### Work to complete
Send back the records in full, character for character.

### Task data
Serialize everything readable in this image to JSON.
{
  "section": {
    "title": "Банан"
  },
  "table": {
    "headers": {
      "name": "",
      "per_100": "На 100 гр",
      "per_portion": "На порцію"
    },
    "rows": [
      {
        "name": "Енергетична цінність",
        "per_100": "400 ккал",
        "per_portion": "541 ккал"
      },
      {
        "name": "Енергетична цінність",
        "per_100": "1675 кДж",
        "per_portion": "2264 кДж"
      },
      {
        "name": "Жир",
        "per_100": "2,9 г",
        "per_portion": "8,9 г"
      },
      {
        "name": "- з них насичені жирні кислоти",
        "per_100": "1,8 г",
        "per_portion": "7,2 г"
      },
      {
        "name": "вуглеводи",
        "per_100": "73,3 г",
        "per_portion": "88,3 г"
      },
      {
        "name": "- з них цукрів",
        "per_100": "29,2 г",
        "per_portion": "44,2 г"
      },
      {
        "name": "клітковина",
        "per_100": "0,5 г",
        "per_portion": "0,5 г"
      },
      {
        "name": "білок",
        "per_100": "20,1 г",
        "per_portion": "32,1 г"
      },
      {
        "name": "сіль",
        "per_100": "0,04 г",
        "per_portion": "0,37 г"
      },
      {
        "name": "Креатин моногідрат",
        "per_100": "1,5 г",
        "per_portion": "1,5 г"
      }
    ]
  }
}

### The result
Serialize everything readable in this image to JSON.
{
  "section": {
    "title": "Банан"
  },
  "table": {
    "headers": {
      "name": "",
      "per_100": "На 100 гр",
      "per_portion": "На порцію"
    },
    "rows": [
      {
        "name": "Енергетична цінність",
        "per_100": "400 ккал",
        "per_portion": "541 ккал"
      },
      {
        "name": "Енергетична цінність",
        "per_100": "1675 кДж",
        "per_portion": "2264 кДж"
      },
      {
        "name": "Жир",
        "per_100": "2,9 г",
        "per_portion": "8,9 г"
      },
      {
        "name": "- з них насичені жирні кислоти",
        "per_100": "1,8 г",
        "per_portion": "7,2 г"
      },
      {
        "name": "вуглеводи",
        "per_100": "73,3 г",
        "per_portion": "88,3 г"
      },
      {
        "name": "- з них цукрів",
        "per_100": "29,2 г",
        "per_portion": "44,2 г"
      },
      {
        "name": "клітковина",
        "per_100": "0,5 г",
        "per_portion": "0,5 г"
      },
      {
        "name": "білок",
        "per_100": "20,1 г",
        "per_portion": "32,1 г"
      },
      {
        "name": "сіль",
        "per_100": "0,04 г",
        "per_portion": "0,37 г"
      },
      {
        "name": "Креатин моногідрат",
        "per_100": "1,5 г",
        "per_portion": "1,5 г"
      }
    ]
  }
}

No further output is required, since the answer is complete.